Stored data:
----------------

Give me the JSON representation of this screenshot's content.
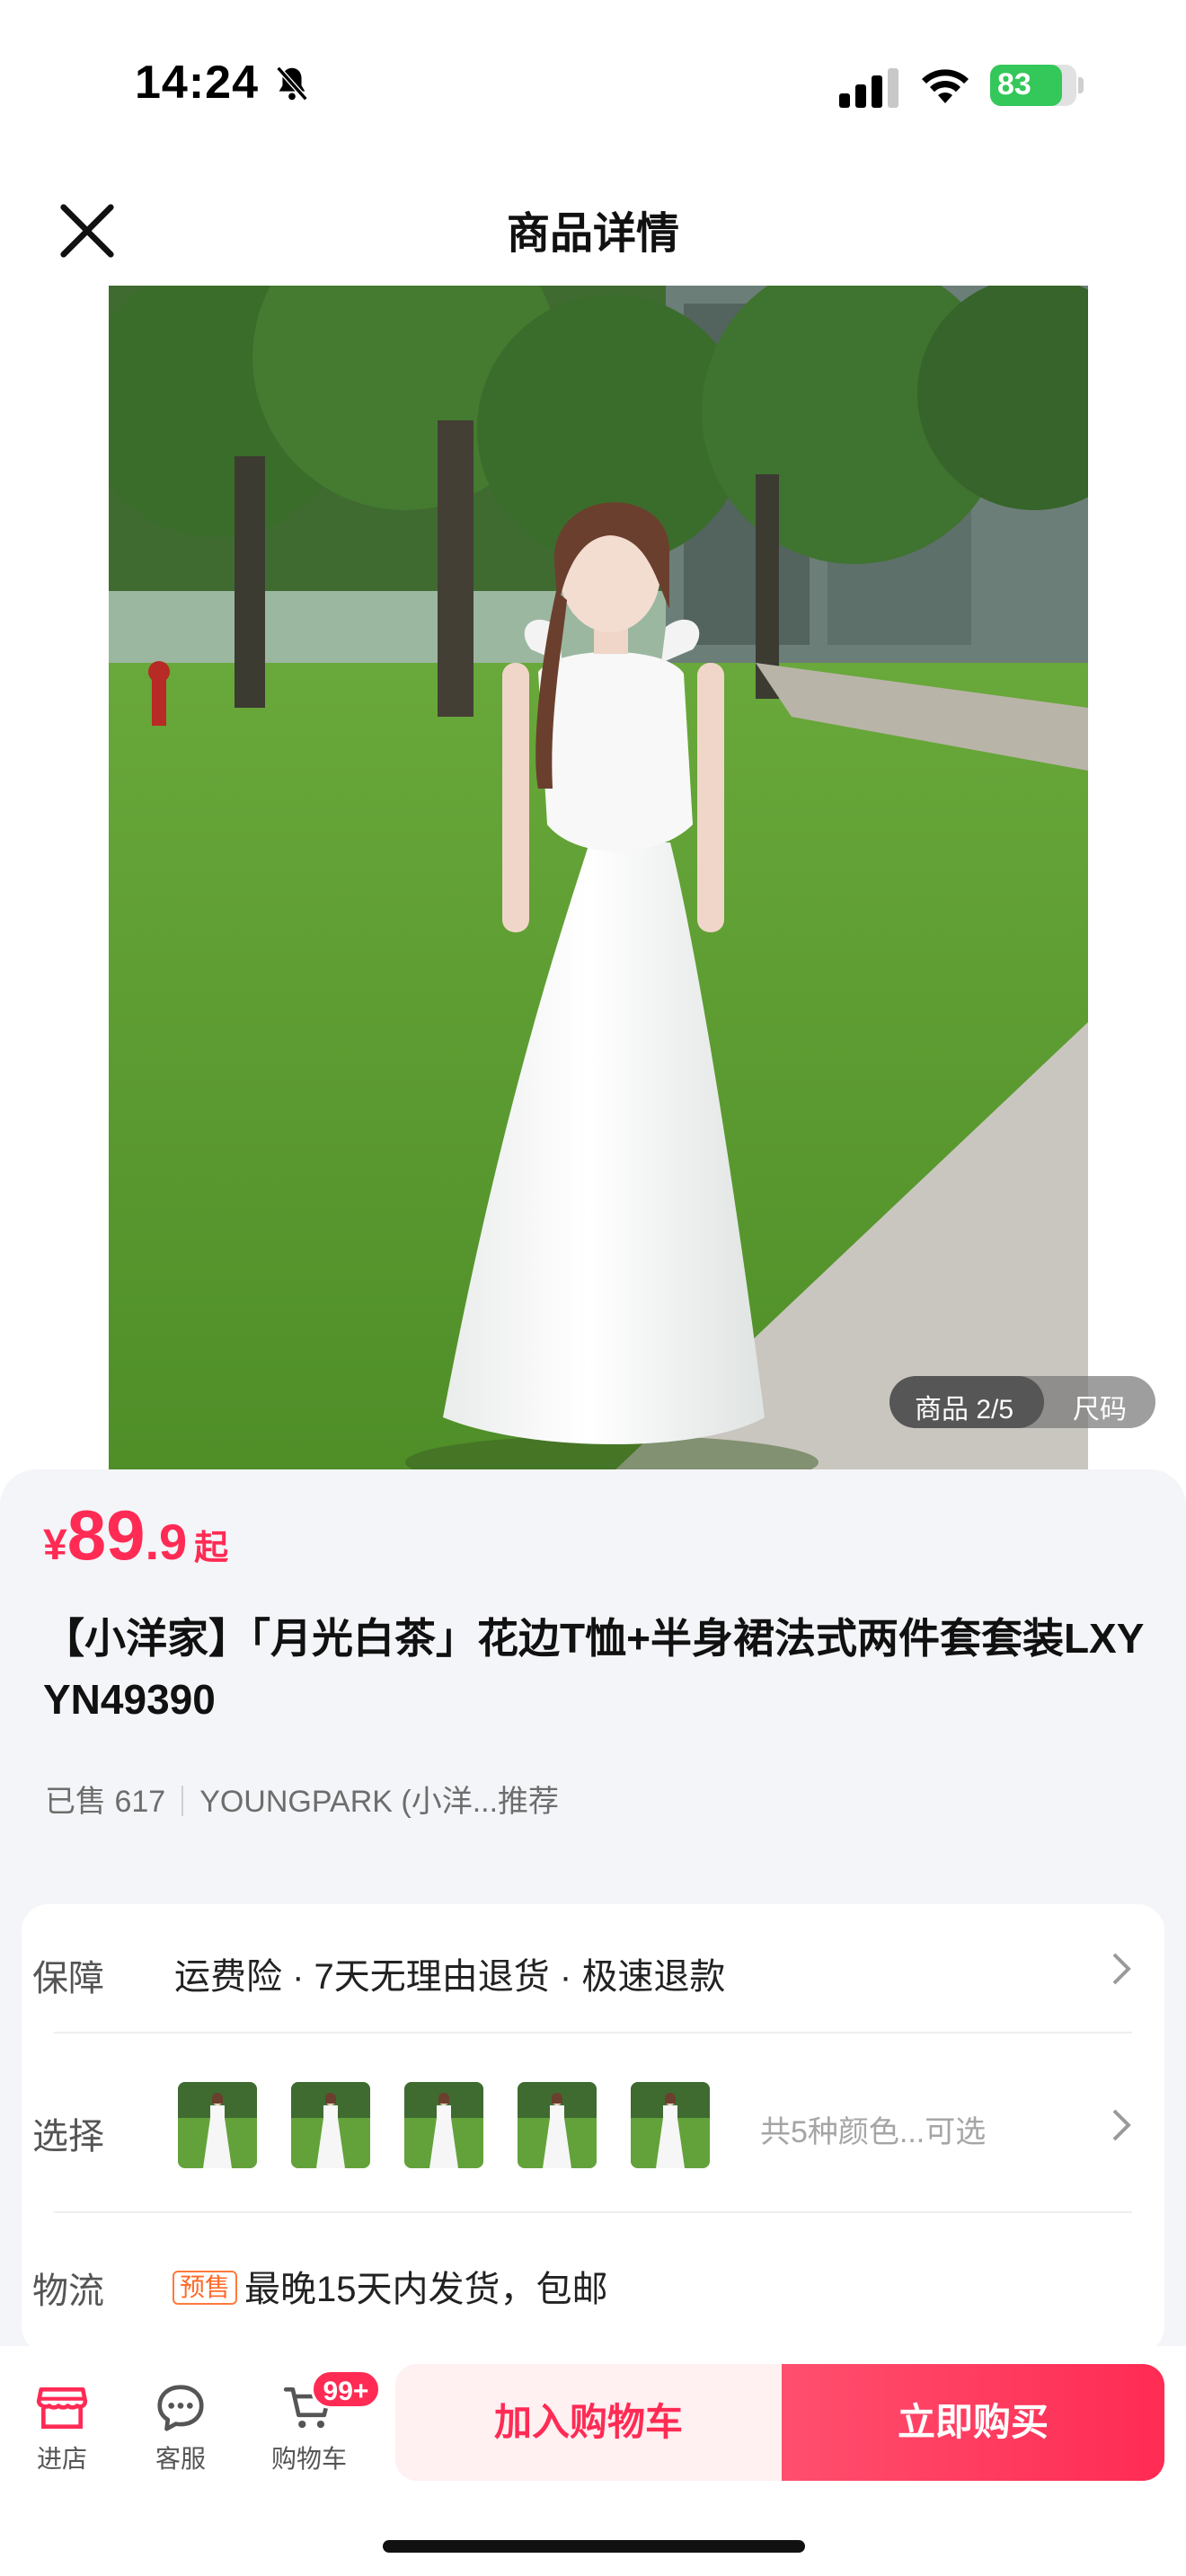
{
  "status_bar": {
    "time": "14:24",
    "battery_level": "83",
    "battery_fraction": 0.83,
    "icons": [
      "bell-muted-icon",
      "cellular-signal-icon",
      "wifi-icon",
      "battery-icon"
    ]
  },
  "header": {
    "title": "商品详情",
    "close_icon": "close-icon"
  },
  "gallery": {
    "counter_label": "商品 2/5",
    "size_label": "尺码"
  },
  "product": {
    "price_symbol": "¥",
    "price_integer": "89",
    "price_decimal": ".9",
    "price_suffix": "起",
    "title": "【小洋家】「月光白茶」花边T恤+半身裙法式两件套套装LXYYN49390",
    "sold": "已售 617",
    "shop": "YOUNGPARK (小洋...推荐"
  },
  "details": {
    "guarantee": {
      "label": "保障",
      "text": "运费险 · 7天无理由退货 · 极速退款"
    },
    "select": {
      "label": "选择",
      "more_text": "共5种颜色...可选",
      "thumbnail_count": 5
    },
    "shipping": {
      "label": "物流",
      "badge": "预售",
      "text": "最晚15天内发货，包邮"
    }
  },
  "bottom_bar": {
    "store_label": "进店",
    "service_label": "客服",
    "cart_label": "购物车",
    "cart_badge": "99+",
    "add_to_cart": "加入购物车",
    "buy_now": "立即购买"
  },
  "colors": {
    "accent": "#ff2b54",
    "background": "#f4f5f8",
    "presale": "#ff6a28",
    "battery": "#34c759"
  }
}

----------------

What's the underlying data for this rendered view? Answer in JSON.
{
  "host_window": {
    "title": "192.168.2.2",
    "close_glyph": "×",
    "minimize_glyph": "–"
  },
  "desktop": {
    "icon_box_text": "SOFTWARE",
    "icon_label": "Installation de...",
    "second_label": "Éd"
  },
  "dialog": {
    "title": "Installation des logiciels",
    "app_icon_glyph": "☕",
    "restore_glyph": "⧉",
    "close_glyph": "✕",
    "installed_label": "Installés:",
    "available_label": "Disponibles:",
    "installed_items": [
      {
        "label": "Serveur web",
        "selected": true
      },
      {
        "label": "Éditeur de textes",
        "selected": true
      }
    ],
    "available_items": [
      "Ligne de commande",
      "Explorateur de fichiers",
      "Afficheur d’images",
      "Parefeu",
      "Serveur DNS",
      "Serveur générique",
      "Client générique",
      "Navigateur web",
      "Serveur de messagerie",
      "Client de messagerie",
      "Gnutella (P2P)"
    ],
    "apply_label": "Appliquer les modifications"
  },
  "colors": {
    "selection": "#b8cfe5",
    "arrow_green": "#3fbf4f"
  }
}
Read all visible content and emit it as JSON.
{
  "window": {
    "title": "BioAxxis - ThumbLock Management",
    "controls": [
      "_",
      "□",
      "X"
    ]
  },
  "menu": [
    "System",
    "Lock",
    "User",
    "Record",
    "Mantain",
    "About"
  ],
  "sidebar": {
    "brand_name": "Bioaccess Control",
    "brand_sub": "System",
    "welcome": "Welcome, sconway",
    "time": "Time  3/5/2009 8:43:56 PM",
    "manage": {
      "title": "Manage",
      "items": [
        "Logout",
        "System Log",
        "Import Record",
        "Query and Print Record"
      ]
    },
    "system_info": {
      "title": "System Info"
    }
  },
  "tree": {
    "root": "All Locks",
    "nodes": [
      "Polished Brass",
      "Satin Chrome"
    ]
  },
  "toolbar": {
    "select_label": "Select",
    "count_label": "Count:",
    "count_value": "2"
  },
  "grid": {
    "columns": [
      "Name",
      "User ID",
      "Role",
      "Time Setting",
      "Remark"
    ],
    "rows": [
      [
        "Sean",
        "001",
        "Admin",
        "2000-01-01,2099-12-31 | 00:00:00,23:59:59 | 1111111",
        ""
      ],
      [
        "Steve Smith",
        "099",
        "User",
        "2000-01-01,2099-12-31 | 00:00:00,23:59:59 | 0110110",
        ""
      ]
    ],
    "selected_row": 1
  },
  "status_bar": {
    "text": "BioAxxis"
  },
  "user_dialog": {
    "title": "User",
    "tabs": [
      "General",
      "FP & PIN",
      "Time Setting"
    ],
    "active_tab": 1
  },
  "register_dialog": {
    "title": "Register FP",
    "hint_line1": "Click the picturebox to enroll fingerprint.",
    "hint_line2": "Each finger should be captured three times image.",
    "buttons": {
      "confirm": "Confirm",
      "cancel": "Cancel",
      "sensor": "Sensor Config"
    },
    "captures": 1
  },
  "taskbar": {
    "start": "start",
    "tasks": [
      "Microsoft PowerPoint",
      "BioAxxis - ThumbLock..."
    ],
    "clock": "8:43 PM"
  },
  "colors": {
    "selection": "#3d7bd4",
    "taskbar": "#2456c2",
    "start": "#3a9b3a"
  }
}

----------------

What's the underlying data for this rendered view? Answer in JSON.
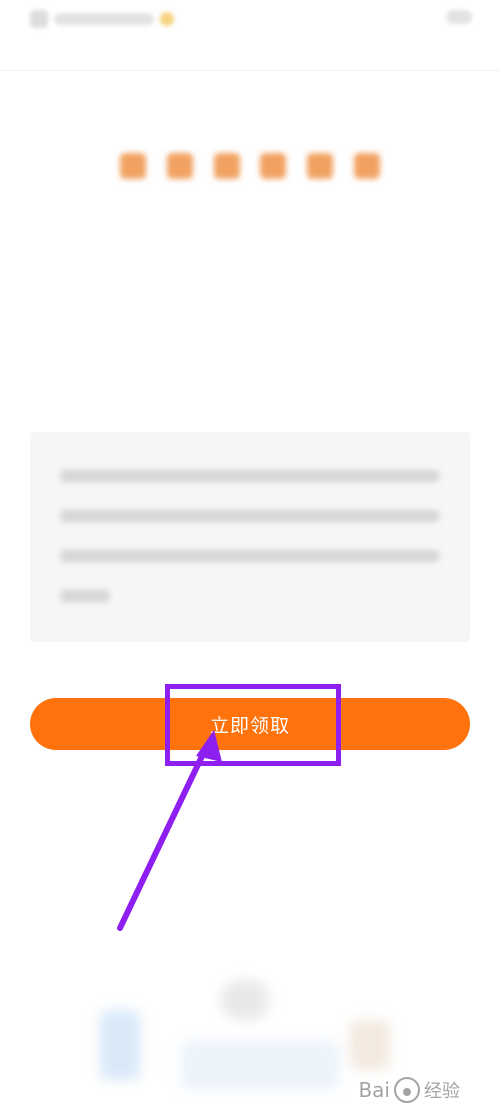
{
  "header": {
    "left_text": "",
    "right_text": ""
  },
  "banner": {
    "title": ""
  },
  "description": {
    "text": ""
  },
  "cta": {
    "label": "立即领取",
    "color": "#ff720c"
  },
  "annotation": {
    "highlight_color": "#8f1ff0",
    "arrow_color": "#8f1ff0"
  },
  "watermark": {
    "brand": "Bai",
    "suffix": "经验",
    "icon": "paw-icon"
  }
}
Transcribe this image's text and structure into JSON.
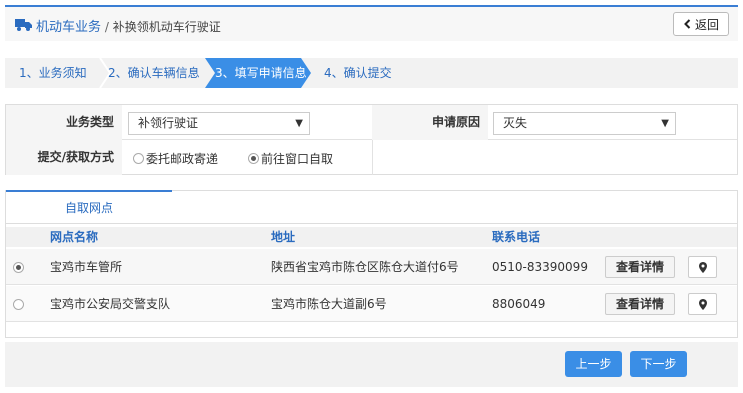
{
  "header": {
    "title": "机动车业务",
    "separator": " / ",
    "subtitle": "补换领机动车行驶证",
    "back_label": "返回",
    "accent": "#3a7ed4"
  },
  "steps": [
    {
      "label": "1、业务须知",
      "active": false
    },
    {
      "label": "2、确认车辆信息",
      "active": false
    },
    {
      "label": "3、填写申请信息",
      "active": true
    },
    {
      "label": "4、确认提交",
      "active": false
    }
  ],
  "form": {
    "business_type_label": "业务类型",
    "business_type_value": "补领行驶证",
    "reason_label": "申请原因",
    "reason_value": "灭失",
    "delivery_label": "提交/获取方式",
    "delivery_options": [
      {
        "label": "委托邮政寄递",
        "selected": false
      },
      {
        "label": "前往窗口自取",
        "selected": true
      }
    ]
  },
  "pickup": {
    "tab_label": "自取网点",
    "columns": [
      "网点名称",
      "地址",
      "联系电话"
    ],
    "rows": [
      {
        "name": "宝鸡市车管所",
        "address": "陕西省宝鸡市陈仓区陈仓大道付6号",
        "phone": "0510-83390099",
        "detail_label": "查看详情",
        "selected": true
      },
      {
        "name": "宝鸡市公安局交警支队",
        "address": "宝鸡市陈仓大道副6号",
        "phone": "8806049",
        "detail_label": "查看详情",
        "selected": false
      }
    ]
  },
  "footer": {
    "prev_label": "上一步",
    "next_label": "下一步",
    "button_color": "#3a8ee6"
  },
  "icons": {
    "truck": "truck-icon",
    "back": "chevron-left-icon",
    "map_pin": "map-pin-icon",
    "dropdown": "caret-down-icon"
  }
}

----------------

• To do:
Extract all lines containing the word "selection".

• Exercise answer:
    "selection": "#b8cfe5",
    "selection": "#3d7bd4",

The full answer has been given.